> **EXERCISE BRIEF**
Transcribe every entry word for word. Skip the pictures.

--- Begin RECORDS FOR PROCESSING ---

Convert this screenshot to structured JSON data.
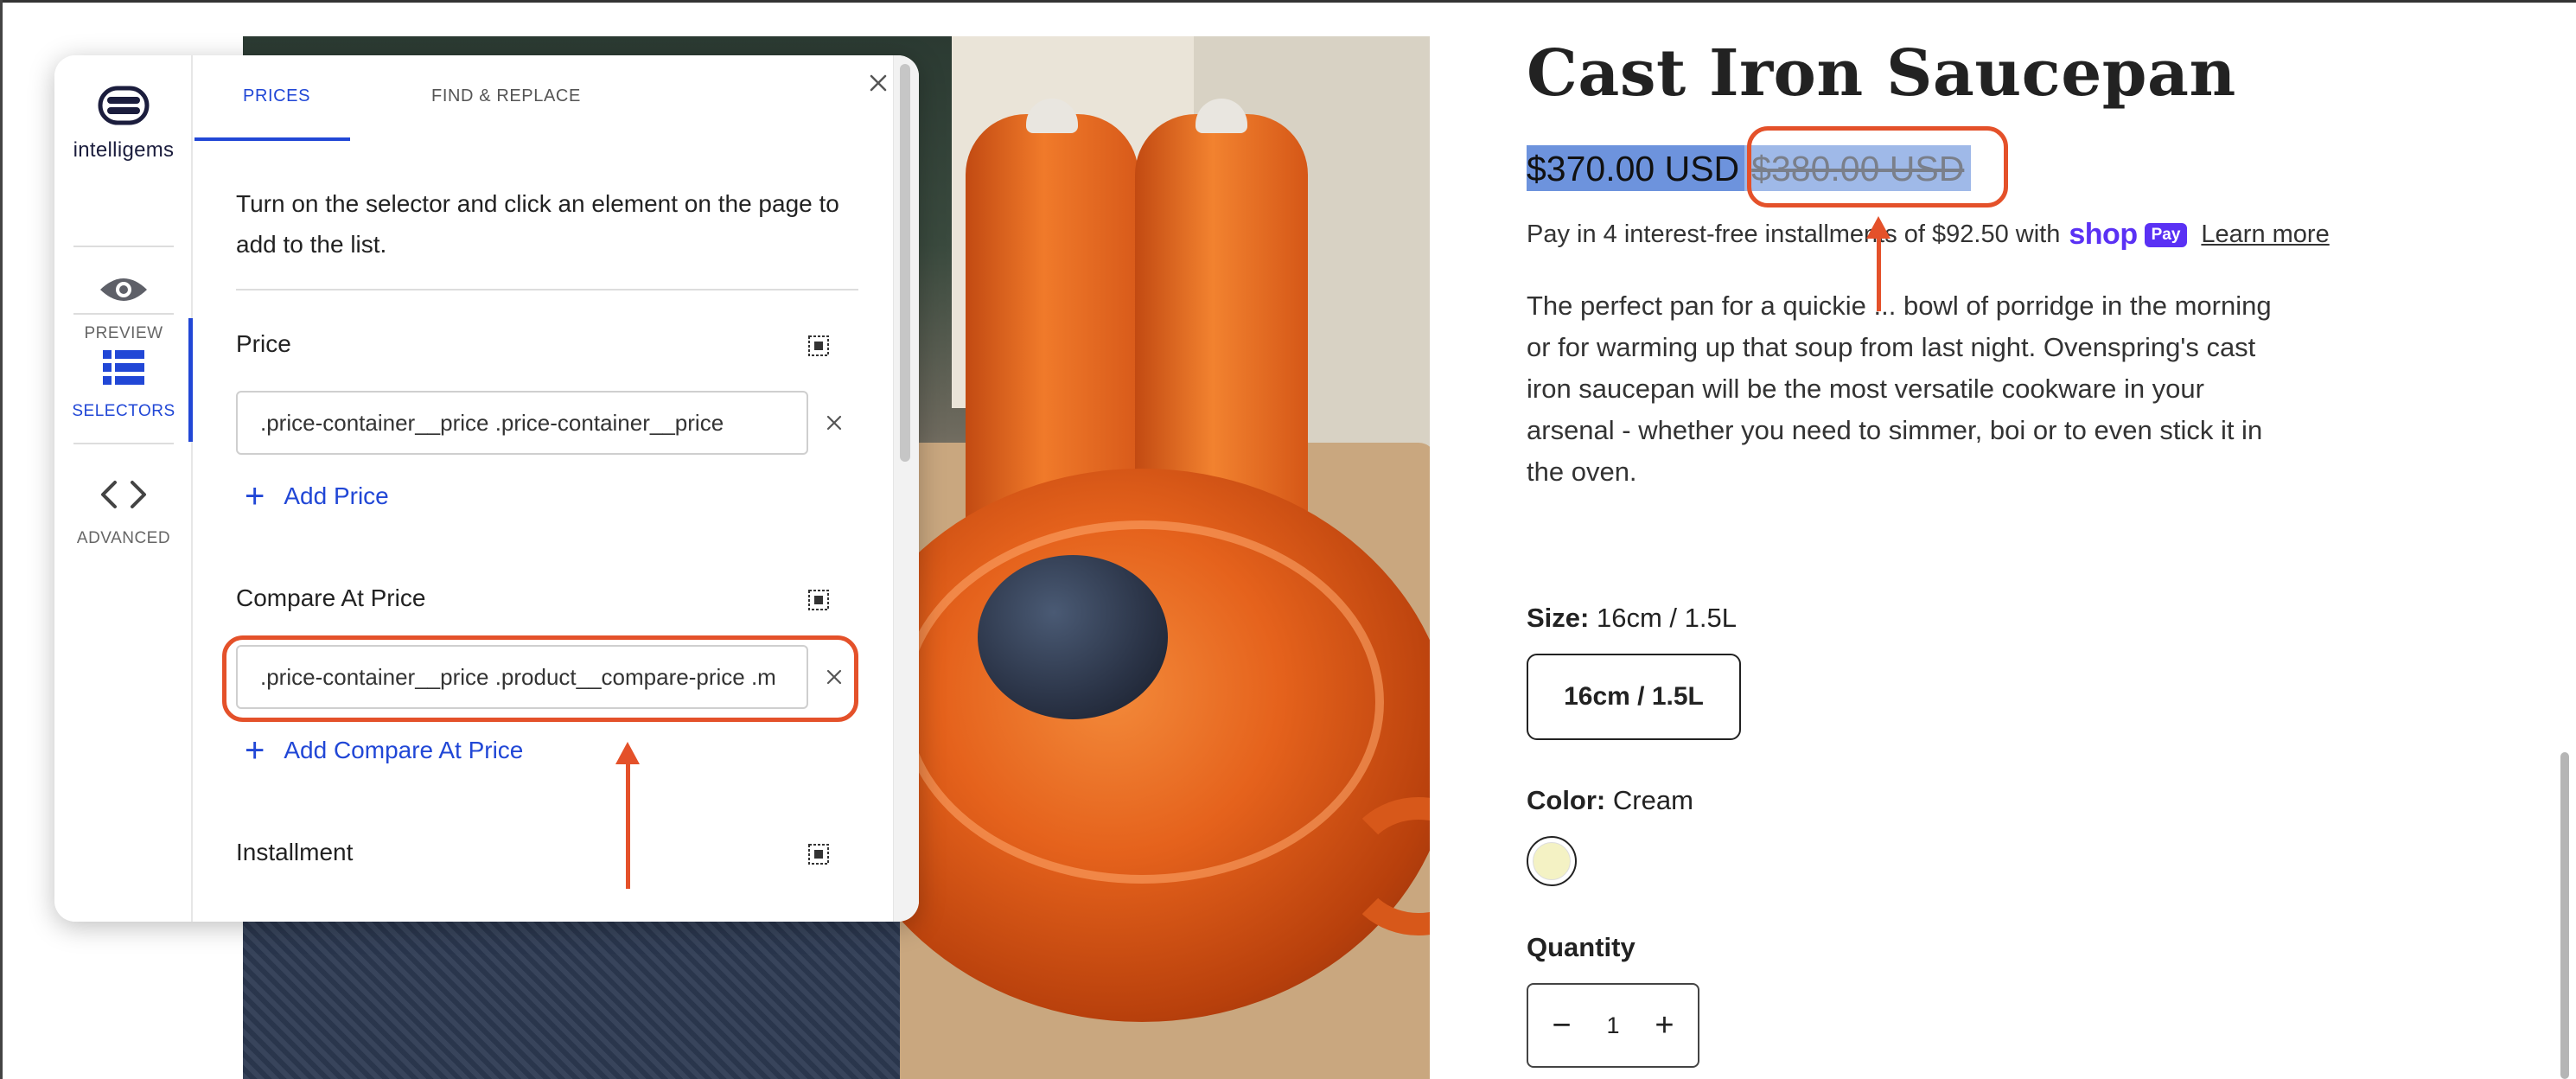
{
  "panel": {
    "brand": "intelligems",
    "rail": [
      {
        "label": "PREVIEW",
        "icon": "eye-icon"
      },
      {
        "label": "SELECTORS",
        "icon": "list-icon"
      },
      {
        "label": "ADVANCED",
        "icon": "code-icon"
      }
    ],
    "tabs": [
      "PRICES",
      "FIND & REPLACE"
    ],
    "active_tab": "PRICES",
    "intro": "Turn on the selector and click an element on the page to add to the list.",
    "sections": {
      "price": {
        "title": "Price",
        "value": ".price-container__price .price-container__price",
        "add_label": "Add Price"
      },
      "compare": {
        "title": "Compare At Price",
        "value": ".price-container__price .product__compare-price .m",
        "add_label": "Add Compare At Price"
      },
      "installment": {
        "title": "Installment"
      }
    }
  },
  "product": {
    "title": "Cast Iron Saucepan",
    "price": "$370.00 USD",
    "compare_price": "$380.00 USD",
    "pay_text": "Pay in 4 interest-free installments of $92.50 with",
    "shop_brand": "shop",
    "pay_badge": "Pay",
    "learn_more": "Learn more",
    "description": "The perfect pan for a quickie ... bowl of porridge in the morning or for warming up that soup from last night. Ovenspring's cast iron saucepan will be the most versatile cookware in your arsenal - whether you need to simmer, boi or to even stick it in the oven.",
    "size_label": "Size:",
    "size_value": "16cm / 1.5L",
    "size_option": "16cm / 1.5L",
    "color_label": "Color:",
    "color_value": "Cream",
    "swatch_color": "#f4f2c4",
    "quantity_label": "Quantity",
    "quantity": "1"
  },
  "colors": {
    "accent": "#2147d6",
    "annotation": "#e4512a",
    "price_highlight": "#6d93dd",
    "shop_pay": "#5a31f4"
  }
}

--- End RECORDS FOR PROCESSING ---

> **SOLUTION TO THIS PROBLEM**
Convert this screenshot to structured JSON data.
{
  "panel": {
    "brand": "intelligems",
    "rail": [
      {
        "label": "PREVIEW",
        "icon": "eye-icon"
      },
      {
        "label": "SELECTORS",
        "icon": "list-icon"
      },
      {
        "label": "ADVANCED",
        "icon": "code-icon"
      }
    ],
    "tabs": [
      "PRICES",
      "FIND & REPLACE"
    ],
    "active_tab": "PRICES",
    "intro": "Turn on the selector and click an element on the page to add to the list.",
    "sections": {
      "price": {
        "title": "Price",
        "value": ".price-container__price .price-container__price",
        "add_label": "Add Price"
      },
      "compare": {
        "title": "Compare At Price",
        "value": ".price-container__price .product__compare-price .m",
        "add_label": "Add Compare At Price"
      },
      "installment": {
        "title": "Installment"
      }
    }
  },
  "product": {
    "title": "Cast Iron Saucepan",
    "price": "$370.00 USD",
    "compare_price": "$380.00 USD",
    "pay_text": "Pay in 4 interest-free installments of $92.50 with",
    "shop_brand": "shop",
    "pay_badge": "Pay",
    "learn_more": "Learn more",
    "description": "The perfect pan for a quickie ... bowl of porridge in the morning or for warming up that soup from last night. Ovenspring's cast iron saucepan will be the most versatile cookware in your arsenal - whether you need to simmer, boi or to even stick it in the oven.",
    "size_label": "Size:",
    "size_value": "16cm / 1.5L",
    "size_option": "16cm / 1.5L",
    "color_label": "Color:",
    "color_value": "Cream",
    "swatch_color": "#f4f2c4",
    "quantity_label": "Quantity",
    "quantity": "1"
  },
  "colors": {
    "accent": "#2147d6",
    "annotation": "#e4512a",
    "price_highlight": "#6d93dd",
    "shop_pay": "#5a31f4"
  }
}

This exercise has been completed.